══ RECORDS SUPPLIED ══

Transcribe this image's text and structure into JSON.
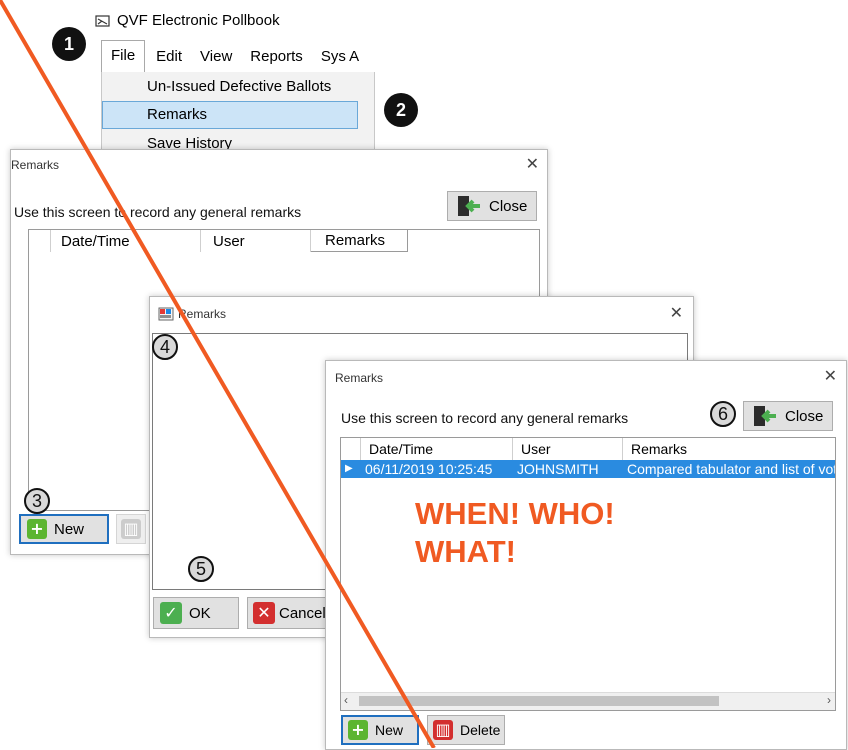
{
  "app": {
    "title": "QVF Electronic Pollbook"
  },
  "menu": {
    "items": [
      "File",
      "Edit",
      "View",
      "Reports",
      "Sys A"
    ],
    "file_dropdown": [
      "Un-Issued Defective Ballots",
      "Remarks",
      "Save History"
    ]
  },
  "steps": [
    "1",
    "2",
    "3",
    "4",
    "5",
    "6"
  ],
  "window1": {
    "title": "Remarks",
    "subtitle": "Use this screen to record any general remarks",
    "close_label": "Close",
    "columns": [
      "Date/Time",
      "User",
      "Remarks"
    ],
    "new_label": "New"
  },
  "window2": {
    "title": "Remarks",
    "ok_label": "OK",
    "cancel_label": "Cancel"
  },
  "window3": {
    "title": "Remarks",
    "subtitle": "Use this screen to record any general remarks",
    "close_label": "Close",
    "columns": [
      "Date/Time",
      "User",
      "Remarks"
    ],
    "rows": [
      {
        "datetime": "06/11/2019 10:25:45",
        "user": "JOHNSMITH",
        "remarks": "Compared tabulator and list of voters"
      }
    ],
    "new_label": "New",
    "delete_label": "Delete"
  },
  "annotation": {
    "line1": "WHEN! WHO!",
    "line2": "WHAT!"
  },
  "colors": {
    "annotation": "#f05a22",
    "selection": "#2a8be0",
    "highlight": "#cce4f7"
  }
}
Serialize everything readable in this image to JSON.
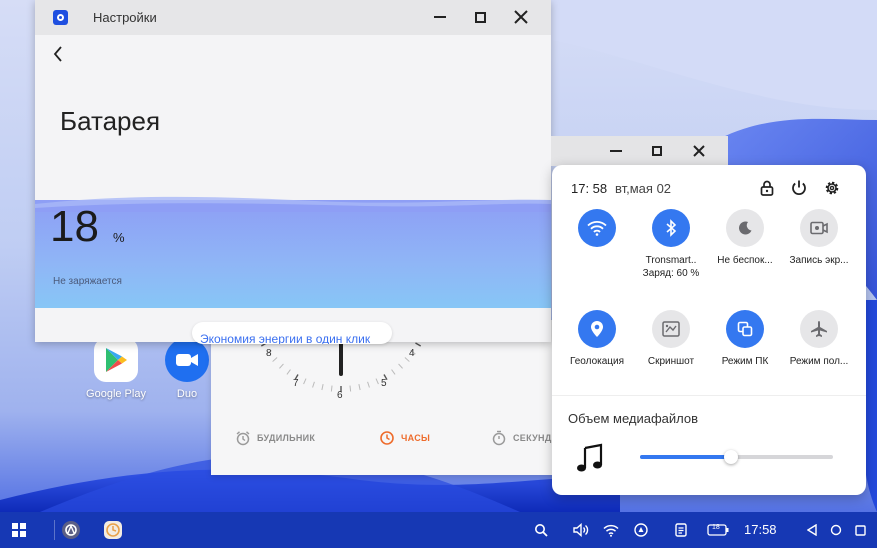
{
  "settings_window": {
    "title": "Настройки",
    "page_title": "Батарея",
    "battery_percent": "18",
    "battery_unit": "%",
    "battery_level": 0.18,
    "charge_status": "Не заряжается",
    "energy_saving_link": "Экономия энергии в один клик"
  },
  "clock_window": {
    "dial_numbers": [
      "8",
      "4",
      "7",
      "5",
      "6"
    ],
    "tabs": [
      {
        "label": "БУДИЛЬНИК",
        "active": false
      },
      {
        "label": "ЧАСЫ",
        "active": true
      },
      {
        "label": "СЕКУНД",
        "active": false
      }
    ]
  },
  "quick_settings": {
    "time": "17: 58",
    "date": "вт,мая 02",
    "tiles": [
      {
        "label": "",
        "sub": "",
        "icon": "wifi-icon",
        "on": true
      },
      {
        "label": "Tronsmart..",
        "sub": "Заряд: 60 %",
        "icon": "bluetooth-icon",
        "on": true
      },
      {
        "label": "Не беспок...",
        "sub": "",
        "icon": "moon-icon",
        "on": false
      },
      {
        "label": "Запись экр...",
        "sub": "",
        "icon": "screen-record-icon",
        "on": false
      },
      {
        "label": "Геолокация",
        "sub": "",
        "icon": "location-icon",
        "on": true
      },
      {
        "label": "Скриншот",
        "sub": "",
        "icon": "screenshot-icon",
        "on": false
      },
      {
        "label": "Режим ПК",
        "sub": "",
        "icon": "pc-mode-icon",
        "on": true
      },
      {
        "label": "Режим пол...",
        "sub": "",
        "icon": "airplane-icon",
        "on": false
      }
    ],
    "media_volume_label": "Объем медиафайлов",
    "media_volume_level": 0.47
  },
  "desktop_icons": [
    {
      "label": "Google Play",
      "icon": "google-play-icon"
    },
    {
      "label": "Duo",
      "icon": "duo-icon"
    }
  ],
  "taskbar": {
    "clock": "17:58",
    "battery_badge": "18"
  },
  "colors": {
    "accent": "#3478f0",
    "clock_active": "#ee6c2c",
    "taskbar": "#1638b4"
  }
}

═══

** WHAT YOU NEED TO DO **
Excluding the pictures, reproduce every entry exactly as given.

** EXERCISE ANSWER **
Transcribe this image's text and structure into JSON.
{
  "app": {
    "title": "QVF Electronic Pollbook"
  },
  "menu": {
    "items": [
      "File",
      "Edit",
      "View",
      "Reports",
      "Sys A"
    ],
    "file_dropdown": [
      "Un-Issued Defective Ballots",
      "Remarks",
      "Save History"
    ]
  },
  "steps": [
    "1",
    "2",
    "3",
    "4",
    "5",
    "6"
  ],
  "window1": {
    "title": "Remarks",
    "subtitle": "Use this screen to record any general remarks",
    "close_label": "Close",
    "columns": [
      "Date/Time",
      "User",
      "Remarks"
    ],
    "new_label": "New"
  },
  "window2": {
    "title": "Remarks",
    "ok_label": "OK",
    "cancel_label": "Cancel"
  },
  "window3": {
    "title": "Remarks",
    "subtitle": "Use this screen to record any general remarks",
    "close_label": "Close",
    "columns": [
      "Date/Time",
      "User",
      "Remarks"
    ],
    "rows": [
      {
        "datetime": "06/11/2019 10:25:45",
        "user": "JOHNSMITH",
        "remarks": "Compared tabulator and list of voters"
      }
    ],
    "new_label": "New",
    "delete_label": "Delete"
  },
  "annotation": {
    "line1": "WHEN! WHO!",
    "line2": "WHAT!"
  },
  "colors": {
    "annotation": "#f05a22",
    "selection": "#2a8be0",
    "highlight": "#cce4f7"
  }
}
Serialize everything readable in this image to JSON.
{
  "settings_window": {
    "title": "Настройки",
    "page_title": "Батарея",
    "battery_percent": "18",
    "battery_unit": "%",
    "battery_level": 0.18,
    "charge_status": "Не заряжается",
    "energy_saving_link": "Экономия энергии в один клик"
  },
  "clock_window": {
    "dial_numbers": [
      "8",
      "4",
      "7",
      "5",
      "6"
    ],
    "tabs": [
      {
        "label": "БУДИЛЬНИК",
        "active": false
      },
      {
        "label": "ЧАСЫ",
        "active": true
      },
      {
        "label": "СЕКУНД",
        "active": false
      }
    ]
  },
  "quick_settings": {
    "time": "17: 58",
    "date": "вт,мая 02",
    "tiles": [
      {
        "label": "",
        "sub": "",
        "icon": "wifi-icon",
        "on": true
      },
      {
        "label": "Tronsmart..",
        "sub": "Заряд: 60 %",
        "icon": "bluetooth-icon",
        "on": true
      },
      {
        "label": "Не беспок...",
        "sub": "",
        "icon": "moon-icon",
        "on": false
      },
      {
        "label": "Запись экр...",
        "sub": "",
        "icon": "screen-record-icon",
        "on": false
      },
      {
        "label": "Геолокация",
        "sub": "",
        "icon": "location-icon",
        "on": true
      },
      {
        "label": "Скриншот",
        "sub": "",
        "icon": "screenshot-icon",
        "on": false
      },
      {
        "label": "Режим ПК",
        "sub": "",
        "icon": "pc-mode-icon",
        "on": true
      },
      {
        "label": "Режим пол...",
        "sub": "",
        "icon": "airplane-icon",
        "on": false
      }
    ],
    "media_volume_label": "Объем медиафайлов",
    "media_volume_level": 0.47
  },
  "desktop_icons": [
    {
      "label": "Google Play",
      "icon": "google-play-icon"
    },
    {
      "label": "Duo",
      "icon": "duo-icon"
    }
  ],
  "taskbar": {
    "clock": "17:58",
    "battery_badge": "18"
  },
  "colors": {
    "accent": "#3478f0",
    "clock_active": "#ee6c2c",
    "taskbar": "#1638b4"
  }
}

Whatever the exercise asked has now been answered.